Collection entries:

begin

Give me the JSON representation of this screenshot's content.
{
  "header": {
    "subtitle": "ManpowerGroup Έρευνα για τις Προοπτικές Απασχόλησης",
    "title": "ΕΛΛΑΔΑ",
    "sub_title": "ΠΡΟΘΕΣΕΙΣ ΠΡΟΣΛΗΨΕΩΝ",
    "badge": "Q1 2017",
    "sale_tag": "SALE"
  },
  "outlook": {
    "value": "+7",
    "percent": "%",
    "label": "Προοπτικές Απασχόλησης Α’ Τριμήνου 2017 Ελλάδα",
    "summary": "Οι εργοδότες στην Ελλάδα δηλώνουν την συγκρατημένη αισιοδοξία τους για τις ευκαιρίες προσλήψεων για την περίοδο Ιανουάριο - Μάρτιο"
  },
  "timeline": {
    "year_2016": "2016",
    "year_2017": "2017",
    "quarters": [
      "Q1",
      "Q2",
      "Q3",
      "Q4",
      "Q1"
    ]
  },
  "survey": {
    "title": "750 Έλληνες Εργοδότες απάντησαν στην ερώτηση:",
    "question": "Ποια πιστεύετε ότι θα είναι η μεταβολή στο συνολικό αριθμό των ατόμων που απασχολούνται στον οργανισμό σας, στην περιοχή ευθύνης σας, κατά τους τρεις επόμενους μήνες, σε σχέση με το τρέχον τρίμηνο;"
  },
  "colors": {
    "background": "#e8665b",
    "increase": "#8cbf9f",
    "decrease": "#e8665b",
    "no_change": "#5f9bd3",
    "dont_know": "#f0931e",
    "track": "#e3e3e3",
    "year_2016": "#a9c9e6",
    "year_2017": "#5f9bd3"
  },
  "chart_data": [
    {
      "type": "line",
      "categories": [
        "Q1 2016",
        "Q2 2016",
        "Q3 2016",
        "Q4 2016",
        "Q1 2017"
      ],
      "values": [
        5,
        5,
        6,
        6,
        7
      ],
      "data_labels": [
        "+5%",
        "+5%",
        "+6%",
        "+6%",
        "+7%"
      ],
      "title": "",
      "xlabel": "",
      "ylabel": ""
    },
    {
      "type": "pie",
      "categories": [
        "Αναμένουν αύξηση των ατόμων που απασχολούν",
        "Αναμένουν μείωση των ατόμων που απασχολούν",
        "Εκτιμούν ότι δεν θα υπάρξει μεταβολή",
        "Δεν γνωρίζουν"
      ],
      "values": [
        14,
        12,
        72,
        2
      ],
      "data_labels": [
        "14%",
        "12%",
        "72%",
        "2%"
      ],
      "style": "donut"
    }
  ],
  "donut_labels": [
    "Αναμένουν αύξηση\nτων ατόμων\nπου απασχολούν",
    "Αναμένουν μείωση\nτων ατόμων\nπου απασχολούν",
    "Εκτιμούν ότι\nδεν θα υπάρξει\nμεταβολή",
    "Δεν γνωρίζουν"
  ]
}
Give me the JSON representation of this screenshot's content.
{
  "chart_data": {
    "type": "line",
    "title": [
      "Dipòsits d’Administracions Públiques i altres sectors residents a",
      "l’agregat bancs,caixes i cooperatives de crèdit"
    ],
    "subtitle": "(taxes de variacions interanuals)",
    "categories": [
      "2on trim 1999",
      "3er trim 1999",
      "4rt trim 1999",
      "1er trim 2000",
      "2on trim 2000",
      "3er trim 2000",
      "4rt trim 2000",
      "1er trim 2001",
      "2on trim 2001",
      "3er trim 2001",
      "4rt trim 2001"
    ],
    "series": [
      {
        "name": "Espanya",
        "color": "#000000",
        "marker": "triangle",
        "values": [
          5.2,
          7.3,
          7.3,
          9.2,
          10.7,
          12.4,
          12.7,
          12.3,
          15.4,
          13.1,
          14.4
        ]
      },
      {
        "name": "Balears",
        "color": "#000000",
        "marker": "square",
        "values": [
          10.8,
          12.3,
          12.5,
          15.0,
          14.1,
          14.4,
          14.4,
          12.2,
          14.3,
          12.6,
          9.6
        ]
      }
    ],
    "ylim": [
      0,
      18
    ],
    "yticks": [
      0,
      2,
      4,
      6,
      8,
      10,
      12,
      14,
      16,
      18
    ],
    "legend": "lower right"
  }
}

end

# Exercise
From the entries above, copy each line holding "Ελλάδα".

# Response below
    "label": "Προοπτικές Απασχόλησης Α’ Τριμήνου 2017 Ελλάδα",
    "summary": "Οι εργοδότες στην Ελλάδα δηλώνουν την συγκρατημένη αισιοδοξία τους για τις ευκαιρίες προσλήψεων για την περίοδο Ιανουάριο - Μάρτιο"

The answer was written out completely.